● WORK TO DO
In the listing below, count the lines containing the string "data" and state only the number.

● GIVEN INFORMATION
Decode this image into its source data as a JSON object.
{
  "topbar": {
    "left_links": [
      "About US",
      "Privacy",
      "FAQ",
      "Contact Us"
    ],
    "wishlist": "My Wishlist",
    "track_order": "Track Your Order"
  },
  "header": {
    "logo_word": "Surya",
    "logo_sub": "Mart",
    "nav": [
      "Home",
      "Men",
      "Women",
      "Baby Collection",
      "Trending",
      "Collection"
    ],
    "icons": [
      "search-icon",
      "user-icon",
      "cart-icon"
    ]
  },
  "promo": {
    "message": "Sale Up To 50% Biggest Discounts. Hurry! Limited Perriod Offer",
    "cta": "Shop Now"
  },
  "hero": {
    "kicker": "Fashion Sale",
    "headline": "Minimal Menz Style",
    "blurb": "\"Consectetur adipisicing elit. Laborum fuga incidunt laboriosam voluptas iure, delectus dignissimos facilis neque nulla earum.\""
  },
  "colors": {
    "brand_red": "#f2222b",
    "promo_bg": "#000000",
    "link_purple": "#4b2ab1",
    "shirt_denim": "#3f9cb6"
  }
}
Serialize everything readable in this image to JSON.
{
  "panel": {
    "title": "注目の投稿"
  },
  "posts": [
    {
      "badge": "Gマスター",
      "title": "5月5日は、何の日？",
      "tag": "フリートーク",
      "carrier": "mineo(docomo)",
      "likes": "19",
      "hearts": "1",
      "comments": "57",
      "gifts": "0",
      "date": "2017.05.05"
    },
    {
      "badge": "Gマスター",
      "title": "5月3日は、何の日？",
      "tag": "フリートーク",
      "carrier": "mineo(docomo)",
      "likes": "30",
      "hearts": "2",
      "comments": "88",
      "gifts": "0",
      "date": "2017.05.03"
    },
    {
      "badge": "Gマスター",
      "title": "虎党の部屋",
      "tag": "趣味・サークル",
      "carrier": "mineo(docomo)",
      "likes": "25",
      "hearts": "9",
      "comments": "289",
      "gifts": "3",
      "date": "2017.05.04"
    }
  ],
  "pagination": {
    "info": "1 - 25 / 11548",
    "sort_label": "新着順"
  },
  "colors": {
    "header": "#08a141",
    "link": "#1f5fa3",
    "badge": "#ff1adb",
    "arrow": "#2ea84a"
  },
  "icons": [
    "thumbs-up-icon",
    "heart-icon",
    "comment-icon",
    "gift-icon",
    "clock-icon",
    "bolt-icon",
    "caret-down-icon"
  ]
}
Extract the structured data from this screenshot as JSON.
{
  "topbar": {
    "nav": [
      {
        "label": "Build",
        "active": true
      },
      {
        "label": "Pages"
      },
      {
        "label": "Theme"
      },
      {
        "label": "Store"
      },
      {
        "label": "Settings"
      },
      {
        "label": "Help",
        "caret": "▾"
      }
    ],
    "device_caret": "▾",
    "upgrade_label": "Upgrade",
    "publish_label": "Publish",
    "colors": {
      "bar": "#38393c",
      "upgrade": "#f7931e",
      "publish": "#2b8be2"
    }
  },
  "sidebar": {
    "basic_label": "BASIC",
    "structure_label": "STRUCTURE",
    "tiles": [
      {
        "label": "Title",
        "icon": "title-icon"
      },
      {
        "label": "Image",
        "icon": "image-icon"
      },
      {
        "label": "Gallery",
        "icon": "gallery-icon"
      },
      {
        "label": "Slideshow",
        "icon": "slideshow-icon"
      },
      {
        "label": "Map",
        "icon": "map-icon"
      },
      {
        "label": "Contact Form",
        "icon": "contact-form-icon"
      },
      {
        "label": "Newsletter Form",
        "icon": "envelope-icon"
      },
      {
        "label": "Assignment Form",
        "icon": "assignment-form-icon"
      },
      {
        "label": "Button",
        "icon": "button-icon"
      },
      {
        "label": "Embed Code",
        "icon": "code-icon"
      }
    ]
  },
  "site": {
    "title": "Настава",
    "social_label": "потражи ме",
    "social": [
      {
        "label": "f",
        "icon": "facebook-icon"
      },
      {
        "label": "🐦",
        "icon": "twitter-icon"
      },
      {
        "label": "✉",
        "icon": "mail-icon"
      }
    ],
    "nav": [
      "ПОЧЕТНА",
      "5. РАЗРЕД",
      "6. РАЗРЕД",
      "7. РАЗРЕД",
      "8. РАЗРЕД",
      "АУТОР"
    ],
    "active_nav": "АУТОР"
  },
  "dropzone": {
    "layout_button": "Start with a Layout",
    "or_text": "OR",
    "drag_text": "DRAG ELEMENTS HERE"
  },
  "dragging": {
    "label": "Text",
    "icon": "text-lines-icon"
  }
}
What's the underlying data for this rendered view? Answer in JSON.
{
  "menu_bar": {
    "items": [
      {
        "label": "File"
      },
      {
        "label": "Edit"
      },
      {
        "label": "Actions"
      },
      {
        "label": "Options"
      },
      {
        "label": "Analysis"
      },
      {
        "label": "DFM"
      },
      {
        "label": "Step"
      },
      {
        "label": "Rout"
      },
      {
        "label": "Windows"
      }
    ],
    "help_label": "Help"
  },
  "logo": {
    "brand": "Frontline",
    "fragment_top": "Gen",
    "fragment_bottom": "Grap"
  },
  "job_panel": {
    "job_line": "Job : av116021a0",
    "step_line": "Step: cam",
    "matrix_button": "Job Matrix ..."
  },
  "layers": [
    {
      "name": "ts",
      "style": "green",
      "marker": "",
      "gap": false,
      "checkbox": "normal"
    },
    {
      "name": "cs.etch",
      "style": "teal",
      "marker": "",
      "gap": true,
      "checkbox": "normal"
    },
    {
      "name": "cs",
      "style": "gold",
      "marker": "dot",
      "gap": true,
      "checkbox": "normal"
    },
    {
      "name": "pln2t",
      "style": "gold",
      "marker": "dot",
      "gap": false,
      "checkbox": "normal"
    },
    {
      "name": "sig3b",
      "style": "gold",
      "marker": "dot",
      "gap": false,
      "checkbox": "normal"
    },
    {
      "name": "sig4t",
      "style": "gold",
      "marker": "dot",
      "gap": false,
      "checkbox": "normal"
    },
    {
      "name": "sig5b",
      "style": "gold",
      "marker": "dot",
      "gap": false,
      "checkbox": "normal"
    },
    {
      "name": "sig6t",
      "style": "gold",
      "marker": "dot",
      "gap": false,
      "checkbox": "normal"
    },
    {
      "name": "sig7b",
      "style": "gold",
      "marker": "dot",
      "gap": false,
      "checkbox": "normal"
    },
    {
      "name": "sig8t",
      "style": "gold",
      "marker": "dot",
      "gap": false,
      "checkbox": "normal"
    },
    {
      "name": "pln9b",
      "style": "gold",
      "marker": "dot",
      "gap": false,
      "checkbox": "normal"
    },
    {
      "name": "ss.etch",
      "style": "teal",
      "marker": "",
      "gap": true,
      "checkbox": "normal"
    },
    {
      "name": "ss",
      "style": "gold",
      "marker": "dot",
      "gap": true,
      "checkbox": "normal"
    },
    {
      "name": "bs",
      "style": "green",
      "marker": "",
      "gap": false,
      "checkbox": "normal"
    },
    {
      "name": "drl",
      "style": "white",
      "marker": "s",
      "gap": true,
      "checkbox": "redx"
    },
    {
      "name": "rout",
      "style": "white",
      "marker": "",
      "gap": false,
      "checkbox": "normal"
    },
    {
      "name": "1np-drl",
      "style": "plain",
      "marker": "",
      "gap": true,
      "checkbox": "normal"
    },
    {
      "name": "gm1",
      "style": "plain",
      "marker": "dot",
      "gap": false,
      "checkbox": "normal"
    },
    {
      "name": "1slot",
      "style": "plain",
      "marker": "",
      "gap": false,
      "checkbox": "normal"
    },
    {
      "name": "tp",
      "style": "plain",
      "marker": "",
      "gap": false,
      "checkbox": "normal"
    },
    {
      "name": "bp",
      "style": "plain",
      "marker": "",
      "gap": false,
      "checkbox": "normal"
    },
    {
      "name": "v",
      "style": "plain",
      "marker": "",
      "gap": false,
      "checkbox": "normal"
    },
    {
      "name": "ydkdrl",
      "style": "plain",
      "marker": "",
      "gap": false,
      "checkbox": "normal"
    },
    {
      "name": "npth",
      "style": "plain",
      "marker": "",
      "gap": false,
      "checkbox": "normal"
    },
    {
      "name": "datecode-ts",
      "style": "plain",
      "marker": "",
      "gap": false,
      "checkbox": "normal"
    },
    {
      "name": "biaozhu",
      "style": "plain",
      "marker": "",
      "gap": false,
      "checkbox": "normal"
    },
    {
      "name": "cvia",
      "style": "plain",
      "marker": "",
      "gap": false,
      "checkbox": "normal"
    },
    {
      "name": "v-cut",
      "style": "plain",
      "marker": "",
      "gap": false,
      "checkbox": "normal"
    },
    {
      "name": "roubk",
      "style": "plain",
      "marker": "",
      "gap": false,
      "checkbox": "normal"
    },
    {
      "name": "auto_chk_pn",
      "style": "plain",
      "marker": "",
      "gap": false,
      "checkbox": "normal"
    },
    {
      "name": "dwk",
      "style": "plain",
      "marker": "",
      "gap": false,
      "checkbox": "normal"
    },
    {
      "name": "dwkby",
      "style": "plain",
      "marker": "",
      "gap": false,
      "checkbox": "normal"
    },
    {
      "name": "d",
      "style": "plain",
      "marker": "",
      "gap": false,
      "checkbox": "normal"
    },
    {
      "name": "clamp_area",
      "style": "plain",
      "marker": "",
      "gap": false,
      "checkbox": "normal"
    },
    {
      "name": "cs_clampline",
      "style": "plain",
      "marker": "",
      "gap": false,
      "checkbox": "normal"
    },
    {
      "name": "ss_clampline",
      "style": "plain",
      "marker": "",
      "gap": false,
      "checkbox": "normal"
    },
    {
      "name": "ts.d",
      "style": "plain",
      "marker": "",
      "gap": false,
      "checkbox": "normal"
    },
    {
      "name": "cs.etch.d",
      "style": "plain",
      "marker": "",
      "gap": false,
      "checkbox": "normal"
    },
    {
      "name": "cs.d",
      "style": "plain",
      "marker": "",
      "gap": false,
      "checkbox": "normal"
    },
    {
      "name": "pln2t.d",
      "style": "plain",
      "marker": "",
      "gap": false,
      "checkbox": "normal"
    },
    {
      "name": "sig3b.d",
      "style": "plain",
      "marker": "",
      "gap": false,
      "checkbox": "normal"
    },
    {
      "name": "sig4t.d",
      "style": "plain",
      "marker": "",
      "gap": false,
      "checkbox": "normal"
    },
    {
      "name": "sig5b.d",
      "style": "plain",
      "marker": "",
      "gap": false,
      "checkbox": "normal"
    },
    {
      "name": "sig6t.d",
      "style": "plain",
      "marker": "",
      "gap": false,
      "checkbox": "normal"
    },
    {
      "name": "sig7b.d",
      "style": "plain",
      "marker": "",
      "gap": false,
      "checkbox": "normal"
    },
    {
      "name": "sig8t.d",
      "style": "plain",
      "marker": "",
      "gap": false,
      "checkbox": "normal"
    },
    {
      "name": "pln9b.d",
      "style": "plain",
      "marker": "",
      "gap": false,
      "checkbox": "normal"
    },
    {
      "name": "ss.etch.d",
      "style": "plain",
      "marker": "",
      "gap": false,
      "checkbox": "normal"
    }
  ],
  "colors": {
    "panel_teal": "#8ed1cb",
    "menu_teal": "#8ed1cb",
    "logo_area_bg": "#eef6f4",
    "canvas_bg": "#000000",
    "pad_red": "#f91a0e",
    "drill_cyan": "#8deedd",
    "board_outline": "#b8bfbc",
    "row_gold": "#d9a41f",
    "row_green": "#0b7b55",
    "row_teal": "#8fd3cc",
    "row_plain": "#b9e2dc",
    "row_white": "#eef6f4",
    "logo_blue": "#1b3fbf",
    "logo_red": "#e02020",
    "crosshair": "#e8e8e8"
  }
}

● RESULT OF THIS TASK
3